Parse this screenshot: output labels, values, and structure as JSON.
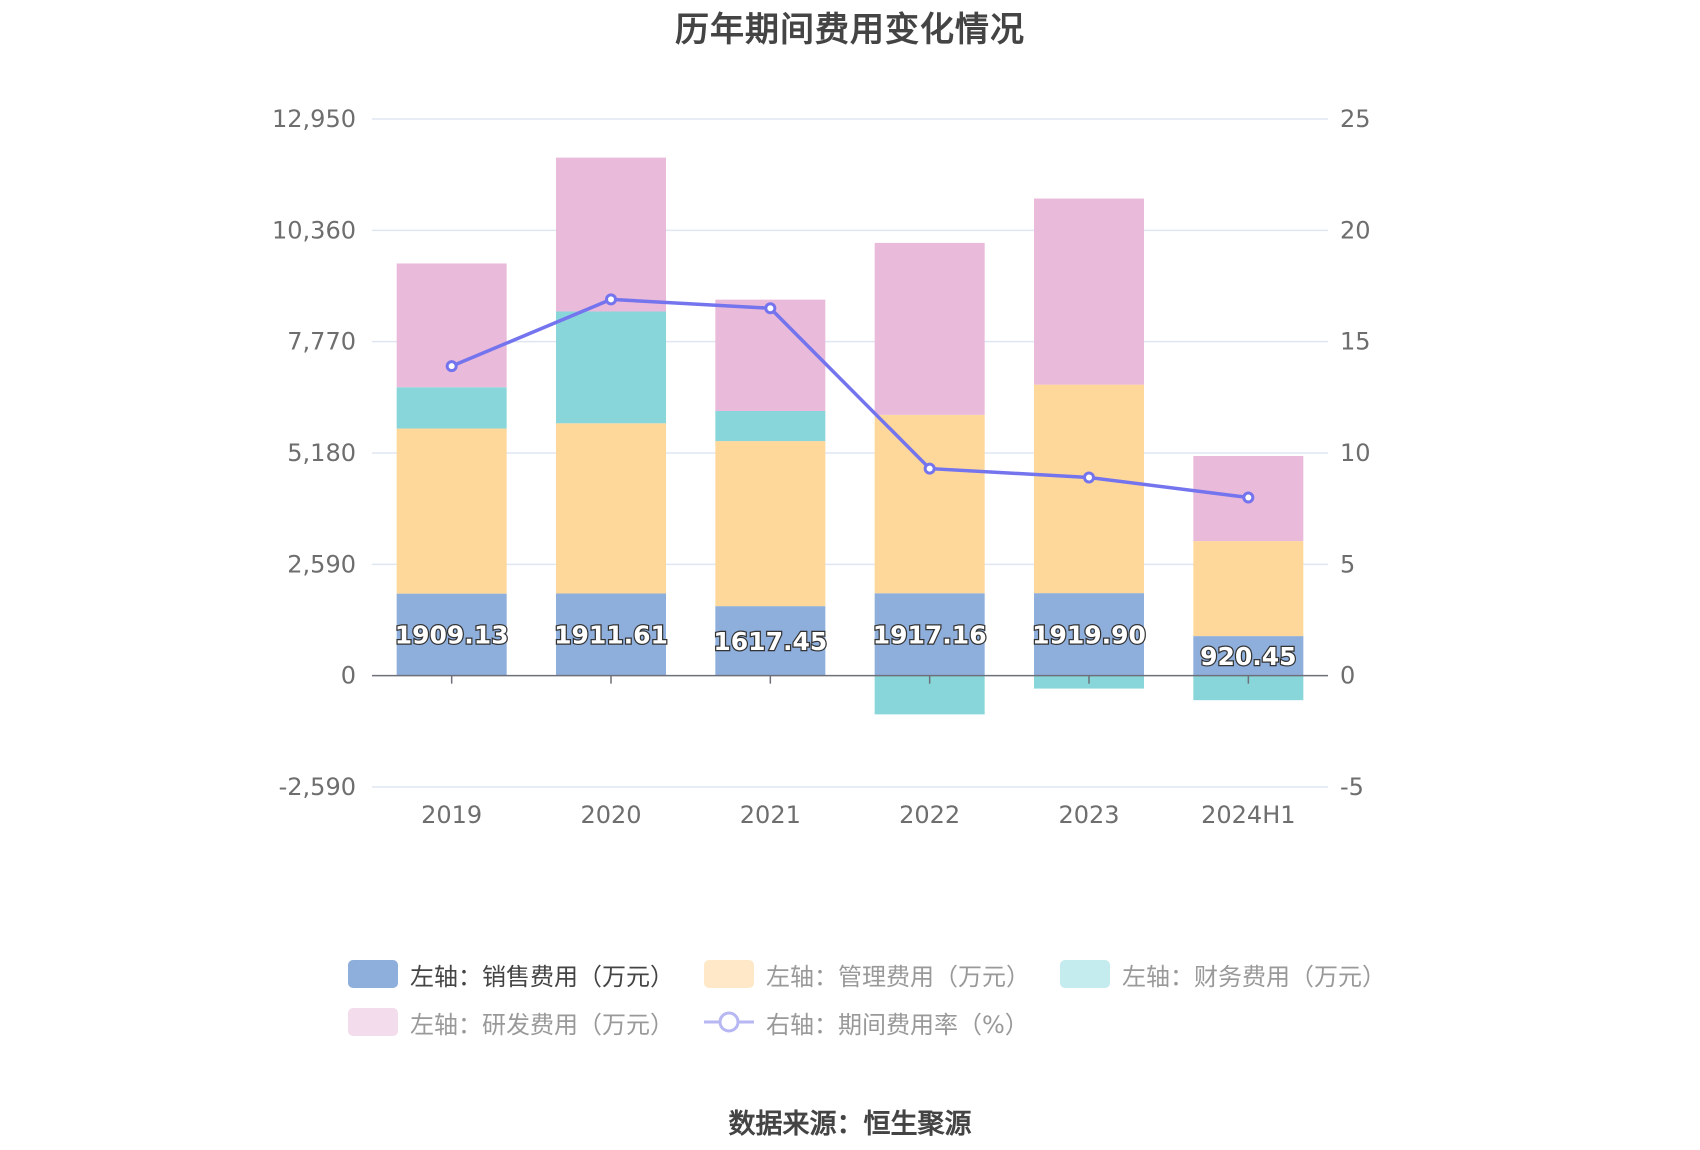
{
  "source_text": "数据来源：恒生聚源",
  "chart_data": {
    "type": "bar",
    "title": "历年期间费用变化情况",
    "categories": [
      "2019",
      "2020",
      "2021",
      "2022",
      "2023",
      "2024H1"
    ],
    "left_axis": {
      "ticks": [
        "12,950",
        "10,360",
        "7,770",
        "5,180",
        "2,590",
        "0",
        "-2,590"
      ],
      "tick_values": [
        12950,
        10360,
        7770,
        5180,
        2590,
        0,
        -2590
      ],
      "ylim": [
        -2590,
        12950
      ]
    },
    "right_axis": {
      "ticks": [
        "25",
        "20",
        "15",
        "10",
        "5",
        "0",
        "-5"
      ],
      "tick_values": [
        25,
        20,
        15,
        10,
        5,
        0,
        -5
      ],
      "ylim": [
        -5,
        25
      ]
    },
    "grid": true,
    "legend_position": "bottom",
    "stacked": true,
    "series": [
      {
        "name": "左轴：销售费用（万元）",
        "color": "#8eaedc",
        "axis": "left",
        "values": [
          1909.13,
          1911.61,
          1617.45,
          1917.16,
          1919.9,
          920.45
        ],
        "labels": [
          "1909.13",
          "1911.61",
          "1617.45",
          "1917.16",
          "1919.90",
          "920.45"
        ]
      },
      {
        "name": "左轴：管理费用（万元）",
        "color": "#fed89a",
        "axis": "left",
        "values": [
          3840,
          3960,
          3840,
          4150,
          4850,
          2210
        ]
      },
      {
        "name": "左轴：财务费用（万元）",
        "color": "#88d6da",
        "axis": "left",
        "values": [
          960,
          2600,
          700,
          -900,
          -300,
          -570
        ]
      },
      {
        "name": "左轴：研发费用（万元）",
        "color": "#e9bada",
        "axis": "left",
        "values": [
          2880,
          3580,
          2590,
          4000,
          4330,
          1980
        ]
      },
      {
        "name": "右轴：期间费用率（%）",
        "color": "#7474ee",
        "axis": "right",
        "type": "line",
        "values": [
          13.9,
          16.9,
          16.5,
          9.3,
          8.9,
          8.0
        ]
      }
    ]
  }
}
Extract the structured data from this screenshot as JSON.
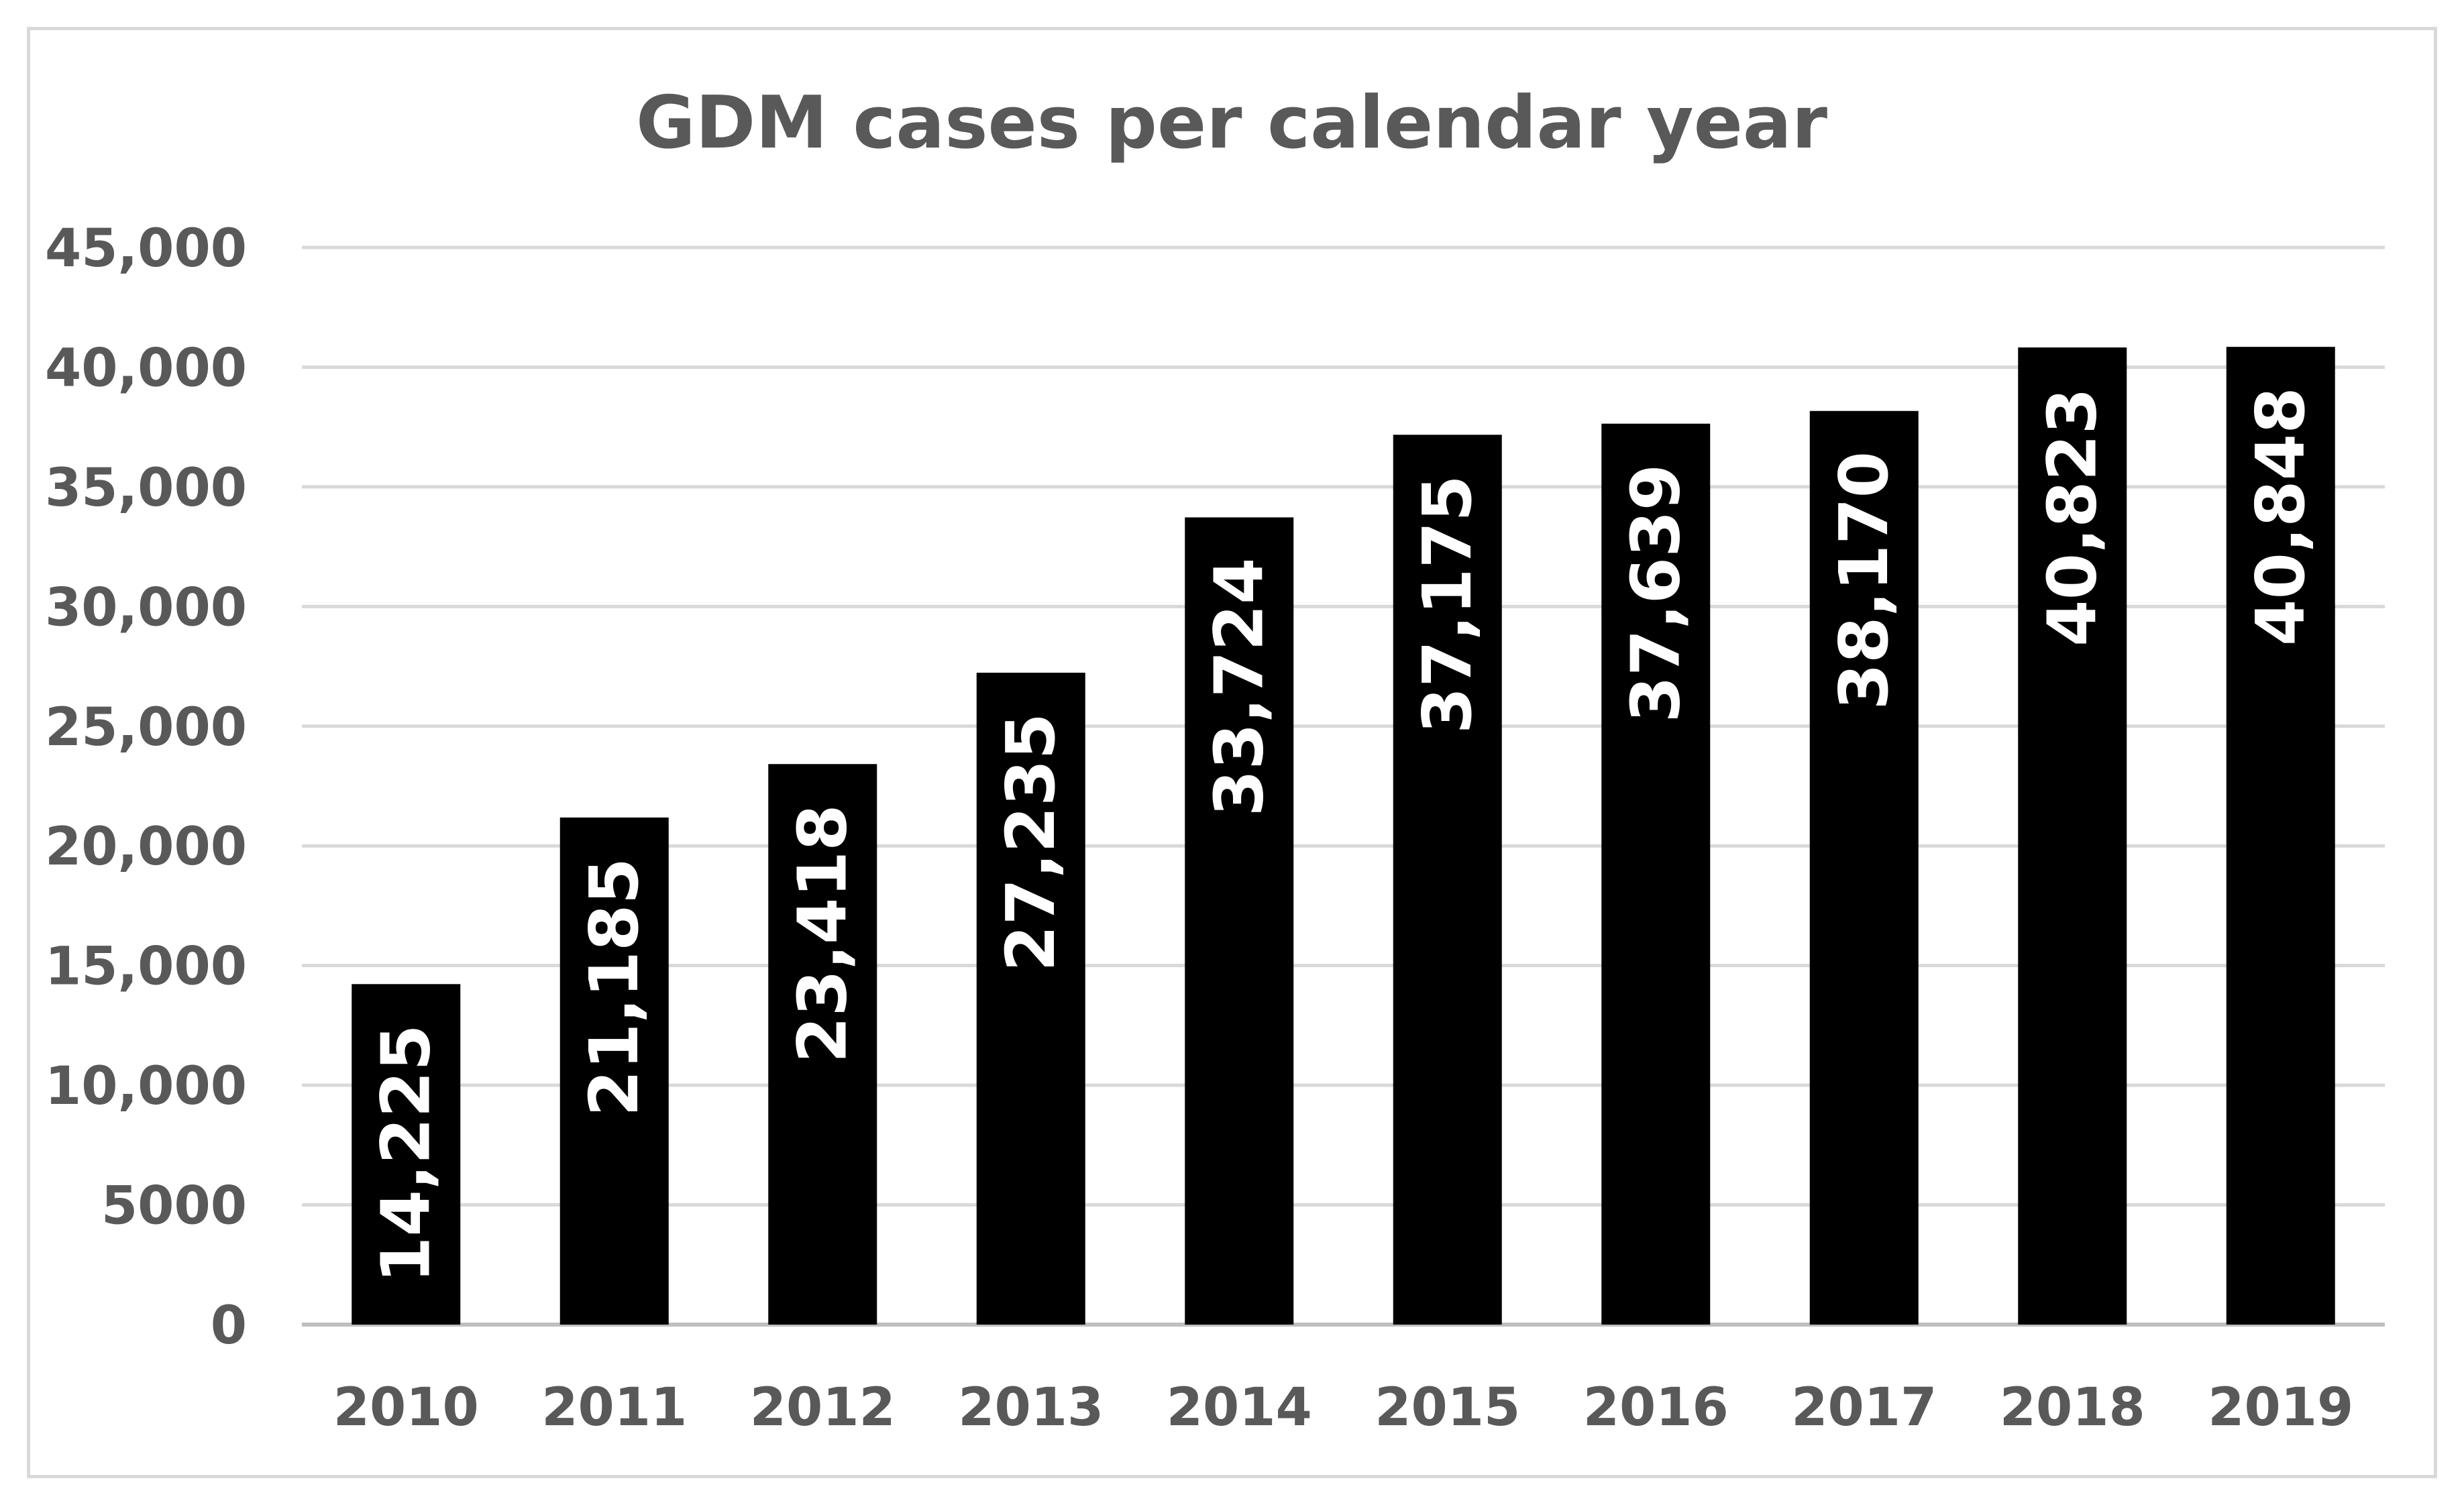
{
  "chart_data": {
    "type": "bar",
    "title": "GDM cases per calendar year",
    "xlabel": "",
    "ylabel": "",
    "categories": [
      "2010",
      "2011",
      "2012",
      "2013",
      "2014",
      "2015",
      "2016",
      "2017",
      "2018",
      "2019"
    ],
    "values": [
      14225,
      21185,
      23418,
      27235,
      33724,
      37175,
      37639,
      38170,
      40823,
      40848
    ],
    "data_labels": [
      "14,225",
      "21,185",
      "23,418",
      "27,235",
      "33,724",
      "37,175",
      "37,639",
      "38,170",
      "40,823",
      "40,848"
    ],
    "ylim": [
      0,
      45000
    ],
    "yticks": [
      0,
      5000,
      10000,
      15000,
      20000,
      25000,
      30000,
      35000,
      40000,
      45000
    ],
    "ytick_labels": [
      "0",
      "5000",
      "10,000",
      "15,000",
      "20,000",
      "25,000",
      "30,000",
      "35,000",
      "40,000",
      "45,000"
    ],
    "grid": true,
    "legend": "none",
    "bar_color": "#000000",
    "text_color": "#595959",
    "data_label_color": "#ffffff",
    "gridline_color": "#d9d9d9"
  }
}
===============
Search the listing above for the string "screenshot". Copy every line that contains it.

Parse this screenshot: output labels, values, and structure as JSON.
Extract the structured data from this screenshot as JSON.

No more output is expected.